#### [やること]
日経新聞の社説を使った日本語の文法分析の文章を、最後の文のあとから書き継いでください。

■日本語の文法分析:強調形の失敗

    

1 ヘンな文を含んだ社説

今週も日経新聞の社説の文章を使って、日本語の文法分析をしてみましょう。2021年12月21日付「個人や企業の資金を市場通じて成長に」のセンテンスを一つずつ確認してみます。ヘンな文が出てきます。以下を読んでみてください。気がつくでしょうか。

▼日銀が20日発表した資金循環統計(速報)によれば、個人が9月末に保有する金融資産は前年同期比6%増の1999兆8000億円となり、2000兆円の大台に迫った。新型コロナウイルス禍で傷んだ経済を立て直すために、個人のお金を成長に有効に回す仕組みを整えたい。
個人金融資産は株価の上昇で株式や投資信託の価値が高まった面もあるが、現金・預金が全体の54%を占めるなど、貯蓄に偏る構図は変わっていない。

最初のセンテンスはどうでしょうか。【日銀が20日発表した資金循環統計(速報)によれば、個人が9月末に保有する金融資産は前年同期比6%増の1999兆8000億円となり、2000兆円の大台に迫った】。このセンテンスは二つに区切られます。

【日銀が20日発表した資金循環統計(速報)によれば】がTPOの条件。【個人が9月末に保有する金融資産は】がセンテンスの主役。【前年同期比6%増の1999兆8000億円となり】で文が区切れますから文末にあたります。そのあとの主役は前半と同一です。

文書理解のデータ
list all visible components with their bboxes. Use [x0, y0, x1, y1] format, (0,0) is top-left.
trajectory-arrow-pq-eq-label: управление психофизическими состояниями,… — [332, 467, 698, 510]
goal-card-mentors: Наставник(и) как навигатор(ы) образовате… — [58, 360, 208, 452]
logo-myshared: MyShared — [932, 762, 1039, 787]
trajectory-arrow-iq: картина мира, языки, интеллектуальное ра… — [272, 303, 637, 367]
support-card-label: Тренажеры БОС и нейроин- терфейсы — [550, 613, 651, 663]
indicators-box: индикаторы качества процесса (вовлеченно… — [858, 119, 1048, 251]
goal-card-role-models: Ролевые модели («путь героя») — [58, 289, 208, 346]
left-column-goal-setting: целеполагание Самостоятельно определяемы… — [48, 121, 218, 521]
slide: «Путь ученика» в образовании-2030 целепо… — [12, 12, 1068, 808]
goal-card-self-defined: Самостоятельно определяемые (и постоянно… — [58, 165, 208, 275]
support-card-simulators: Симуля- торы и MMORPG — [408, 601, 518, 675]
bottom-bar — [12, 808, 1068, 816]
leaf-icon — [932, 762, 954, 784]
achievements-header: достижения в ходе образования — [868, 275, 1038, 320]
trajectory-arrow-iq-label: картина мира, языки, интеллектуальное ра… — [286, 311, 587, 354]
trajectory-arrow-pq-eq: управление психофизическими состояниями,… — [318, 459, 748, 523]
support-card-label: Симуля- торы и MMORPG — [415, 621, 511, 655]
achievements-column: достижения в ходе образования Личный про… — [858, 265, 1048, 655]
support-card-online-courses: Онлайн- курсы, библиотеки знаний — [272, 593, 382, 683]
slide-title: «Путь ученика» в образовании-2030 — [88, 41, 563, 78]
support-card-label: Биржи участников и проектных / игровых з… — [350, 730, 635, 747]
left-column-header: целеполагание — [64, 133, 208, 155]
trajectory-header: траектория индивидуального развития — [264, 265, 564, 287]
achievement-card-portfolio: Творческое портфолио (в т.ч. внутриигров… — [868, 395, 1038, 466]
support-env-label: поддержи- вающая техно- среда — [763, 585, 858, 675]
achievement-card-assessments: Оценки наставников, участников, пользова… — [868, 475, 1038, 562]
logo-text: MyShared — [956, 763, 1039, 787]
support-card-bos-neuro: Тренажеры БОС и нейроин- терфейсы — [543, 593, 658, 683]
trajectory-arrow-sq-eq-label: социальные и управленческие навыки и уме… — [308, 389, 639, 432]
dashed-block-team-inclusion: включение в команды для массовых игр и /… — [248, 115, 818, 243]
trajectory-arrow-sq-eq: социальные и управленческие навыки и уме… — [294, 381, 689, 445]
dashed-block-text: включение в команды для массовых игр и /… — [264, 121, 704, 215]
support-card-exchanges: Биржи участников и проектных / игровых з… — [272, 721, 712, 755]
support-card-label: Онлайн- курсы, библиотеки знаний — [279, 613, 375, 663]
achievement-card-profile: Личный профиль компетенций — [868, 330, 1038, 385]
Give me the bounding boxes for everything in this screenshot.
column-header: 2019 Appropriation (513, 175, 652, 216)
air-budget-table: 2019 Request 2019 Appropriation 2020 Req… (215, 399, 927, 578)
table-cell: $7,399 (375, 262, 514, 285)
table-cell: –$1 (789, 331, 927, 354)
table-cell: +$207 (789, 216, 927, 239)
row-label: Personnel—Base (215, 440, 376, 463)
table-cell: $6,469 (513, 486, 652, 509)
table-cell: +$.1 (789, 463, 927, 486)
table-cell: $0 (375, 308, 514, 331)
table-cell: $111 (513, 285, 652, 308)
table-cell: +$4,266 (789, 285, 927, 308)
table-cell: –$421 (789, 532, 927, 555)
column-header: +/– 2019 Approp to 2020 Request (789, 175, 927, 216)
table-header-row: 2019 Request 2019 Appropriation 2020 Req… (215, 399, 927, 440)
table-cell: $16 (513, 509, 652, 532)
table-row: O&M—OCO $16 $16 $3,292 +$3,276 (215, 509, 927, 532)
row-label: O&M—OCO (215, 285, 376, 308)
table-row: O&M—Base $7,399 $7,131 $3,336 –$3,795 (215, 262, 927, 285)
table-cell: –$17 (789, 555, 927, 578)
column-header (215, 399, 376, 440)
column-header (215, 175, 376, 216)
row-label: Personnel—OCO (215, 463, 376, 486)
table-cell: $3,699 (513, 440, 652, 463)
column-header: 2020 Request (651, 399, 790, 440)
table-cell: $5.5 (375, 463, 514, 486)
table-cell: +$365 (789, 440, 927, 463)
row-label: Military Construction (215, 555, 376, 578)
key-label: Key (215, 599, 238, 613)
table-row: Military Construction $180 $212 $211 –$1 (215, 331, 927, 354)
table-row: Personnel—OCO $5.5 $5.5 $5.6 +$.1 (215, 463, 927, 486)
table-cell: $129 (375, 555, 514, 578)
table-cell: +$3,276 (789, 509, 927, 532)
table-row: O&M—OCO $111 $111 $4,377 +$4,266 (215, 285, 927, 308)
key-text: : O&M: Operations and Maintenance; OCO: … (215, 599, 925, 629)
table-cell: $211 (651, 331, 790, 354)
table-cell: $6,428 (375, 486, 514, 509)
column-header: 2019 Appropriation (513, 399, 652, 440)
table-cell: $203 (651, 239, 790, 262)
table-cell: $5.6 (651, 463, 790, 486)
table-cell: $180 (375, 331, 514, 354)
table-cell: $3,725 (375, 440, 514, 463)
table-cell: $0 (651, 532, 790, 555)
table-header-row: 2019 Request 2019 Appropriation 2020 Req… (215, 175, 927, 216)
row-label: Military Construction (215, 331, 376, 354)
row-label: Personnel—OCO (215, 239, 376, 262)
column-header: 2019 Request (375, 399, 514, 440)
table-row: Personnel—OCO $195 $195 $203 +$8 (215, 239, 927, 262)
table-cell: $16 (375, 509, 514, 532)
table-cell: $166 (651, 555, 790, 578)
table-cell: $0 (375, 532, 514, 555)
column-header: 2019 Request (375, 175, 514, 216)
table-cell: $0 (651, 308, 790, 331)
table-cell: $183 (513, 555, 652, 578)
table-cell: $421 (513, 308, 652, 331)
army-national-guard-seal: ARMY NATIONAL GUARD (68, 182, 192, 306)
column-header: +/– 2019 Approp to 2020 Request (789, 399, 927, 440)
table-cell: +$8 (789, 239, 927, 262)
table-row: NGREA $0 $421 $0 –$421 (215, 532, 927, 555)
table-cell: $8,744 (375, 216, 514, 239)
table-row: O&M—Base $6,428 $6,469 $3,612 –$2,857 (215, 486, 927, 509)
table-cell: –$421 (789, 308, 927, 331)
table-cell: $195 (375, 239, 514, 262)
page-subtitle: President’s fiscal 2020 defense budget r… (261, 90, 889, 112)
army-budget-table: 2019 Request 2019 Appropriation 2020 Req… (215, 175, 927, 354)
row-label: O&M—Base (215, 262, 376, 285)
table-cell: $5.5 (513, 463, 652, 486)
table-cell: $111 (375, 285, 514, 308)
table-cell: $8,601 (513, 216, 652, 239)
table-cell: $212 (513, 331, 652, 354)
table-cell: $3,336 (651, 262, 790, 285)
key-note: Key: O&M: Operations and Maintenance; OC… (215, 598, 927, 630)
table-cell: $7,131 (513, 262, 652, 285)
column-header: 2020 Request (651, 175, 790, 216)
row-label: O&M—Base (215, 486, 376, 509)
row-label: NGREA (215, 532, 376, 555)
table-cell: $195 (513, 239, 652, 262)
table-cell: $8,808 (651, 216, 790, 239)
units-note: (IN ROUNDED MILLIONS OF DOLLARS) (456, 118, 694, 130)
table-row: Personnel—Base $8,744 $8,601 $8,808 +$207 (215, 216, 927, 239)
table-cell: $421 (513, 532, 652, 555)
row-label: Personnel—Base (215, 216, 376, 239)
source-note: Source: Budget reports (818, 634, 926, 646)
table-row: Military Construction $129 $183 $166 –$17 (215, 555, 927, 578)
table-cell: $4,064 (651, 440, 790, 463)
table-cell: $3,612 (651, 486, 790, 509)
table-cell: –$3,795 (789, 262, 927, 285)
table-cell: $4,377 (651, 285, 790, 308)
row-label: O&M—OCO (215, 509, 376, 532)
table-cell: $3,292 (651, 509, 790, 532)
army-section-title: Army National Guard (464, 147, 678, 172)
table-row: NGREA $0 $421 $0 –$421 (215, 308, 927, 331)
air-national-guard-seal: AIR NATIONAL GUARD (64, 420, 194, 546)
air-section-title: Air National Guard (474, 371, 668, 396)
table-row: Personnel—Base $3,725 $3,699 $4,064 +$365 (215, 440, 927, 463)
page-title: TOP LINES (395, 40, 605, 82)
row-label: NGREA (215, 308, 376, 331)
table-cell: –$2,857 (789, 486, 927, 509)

#### [練習の結果]
【個人が9月末に保有する金融資産は】がセンテンスの主役。【2000兆円の大台に】は補足、【迫った】が文末になります。【2000兆円の大台に】というのははっきりどことわかる水準がありますから、そこまでもうちょっとということです。問題はないでしょう。

     

2 自分では何もしない前提

続くセンテンスは、あまり好ましくないものです。【新型コロナウイルス禍で傷んだ経済を立て直すために、個人のお金を成長に有効に回す仕組みを整えたい】。センテンスの主役は誰なのでしょうか。他人事のように「整えたいものですね」と言っています。

【新型コロナウイルス禍で傷んだ経済を立て直すために】はTPOの前提条件。以下はこういう目的のためですと提示して、【個人のお金を成長に有効に回す仕組みを】と補足した上で、【整えたい】と言っています。当然のこと、筆者自らが整えるのではありません。

上から目線で、国はきちんとやりなさいよと言いたげにもみえます。無責任に、ひとまず何とかしてよと言っただけなのでしょう。そう受け取られても、文句は言えません。具体的に「個人のお金を成長に有効に回す仕組み」が見えているとは思えないからです。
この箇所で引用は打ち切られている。